[Data excerpts]
*-*-*

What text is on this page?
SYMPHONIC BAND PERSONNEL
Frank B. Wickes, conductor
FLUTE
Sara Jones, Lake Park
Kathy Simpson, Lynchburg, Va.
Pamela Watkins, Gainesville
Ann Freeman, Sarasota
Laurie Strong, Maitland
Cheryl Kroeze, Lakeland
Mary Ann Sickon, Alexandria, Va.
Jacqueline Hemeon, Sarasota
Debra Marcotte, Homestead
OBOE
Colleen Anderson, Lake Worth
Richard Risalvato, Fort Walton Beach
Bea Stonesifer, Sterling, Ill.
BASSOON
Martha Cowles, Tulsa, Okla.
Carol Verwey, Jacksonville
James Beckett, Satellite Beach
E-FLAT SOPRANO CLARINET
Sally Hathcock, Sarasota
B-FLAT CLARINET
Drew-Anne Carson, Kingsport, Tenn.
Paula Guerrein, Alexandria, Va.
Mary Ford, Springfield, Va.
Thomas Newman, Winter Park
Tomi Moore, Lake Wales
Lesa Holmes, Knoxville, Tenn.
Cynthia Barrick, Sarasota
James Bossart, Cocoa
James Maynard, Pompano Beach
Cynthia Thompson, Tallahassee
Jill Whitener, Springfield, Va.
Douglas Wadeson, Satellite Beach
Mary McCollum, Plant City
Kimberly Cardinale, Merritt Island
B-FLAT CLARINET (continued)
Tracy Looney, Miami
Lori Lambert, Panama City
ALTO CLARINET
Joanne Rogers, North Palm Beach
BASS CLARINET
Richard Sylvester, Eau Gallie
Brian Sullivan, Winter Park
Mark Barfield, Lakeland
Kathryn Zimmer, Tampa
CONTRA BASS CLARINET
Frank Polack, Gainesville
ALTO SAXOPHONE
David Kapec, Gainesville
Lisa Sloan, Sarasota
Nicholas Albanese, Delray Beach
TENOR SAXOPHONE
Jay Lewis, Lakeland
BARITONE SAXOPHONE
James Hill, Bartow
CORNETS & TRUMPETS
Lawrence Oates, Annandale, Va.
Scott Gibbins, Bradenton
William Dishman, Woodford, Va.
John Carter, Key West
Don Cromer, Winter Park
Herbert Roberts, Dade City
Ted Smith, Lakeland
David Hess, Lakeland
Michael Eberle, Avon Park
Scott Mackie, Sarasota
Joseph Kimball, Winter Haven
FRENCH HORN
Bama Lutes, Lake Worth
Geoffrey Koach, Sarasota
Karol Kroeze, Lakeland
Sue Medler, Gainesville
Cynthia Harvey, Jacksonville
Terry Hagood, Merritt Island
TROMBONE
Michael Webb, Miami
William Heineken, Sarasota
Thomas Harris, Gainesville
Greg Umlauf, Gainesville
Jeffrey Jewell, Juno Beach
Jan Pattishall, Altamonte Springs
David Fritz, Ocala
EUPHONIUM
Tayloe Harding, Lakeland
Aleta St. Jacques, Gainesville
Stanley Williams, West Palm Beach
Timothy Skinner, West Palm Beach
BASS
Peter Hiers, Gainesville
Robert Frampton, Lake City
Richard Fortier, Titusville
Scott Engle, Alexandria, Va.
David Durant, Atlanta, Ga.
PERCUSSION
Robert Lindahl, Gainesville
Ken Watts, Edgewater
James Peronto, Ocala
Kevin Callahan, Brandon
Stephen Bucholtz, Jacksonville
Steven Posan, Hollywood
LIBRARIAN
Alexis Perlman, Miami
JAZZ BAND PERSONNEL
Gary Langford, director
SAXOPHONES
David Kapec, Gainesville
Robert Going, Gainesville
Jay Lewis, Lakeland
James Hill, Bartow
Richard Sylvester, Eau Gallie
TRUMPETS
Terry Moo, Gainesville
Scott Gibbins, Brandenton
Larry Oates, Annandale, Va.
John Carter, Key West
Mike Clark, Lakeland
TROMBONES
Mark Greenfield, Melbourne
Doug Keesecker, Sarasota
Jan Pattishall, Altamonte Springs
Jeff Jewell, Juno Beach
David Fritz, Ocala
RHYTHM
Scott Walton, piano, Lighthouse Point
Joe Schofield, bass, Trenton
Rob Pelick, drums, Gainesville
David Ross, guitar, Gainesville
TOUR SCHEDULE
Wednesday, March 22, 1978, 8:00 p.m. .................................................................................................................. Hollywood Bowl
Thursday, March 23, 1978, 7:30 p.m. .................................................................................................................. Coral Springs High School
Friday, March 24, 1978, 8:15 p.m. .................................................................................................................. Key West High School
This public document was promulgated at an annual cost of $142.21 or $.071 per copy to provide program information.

*-*-*

▸ **PROBLEM REQUIREMENTS**
Above are some records. Report the number of their lines that include "Palm", and add nothing else.

▸ **RESULT OF THIS EXERCISE**
3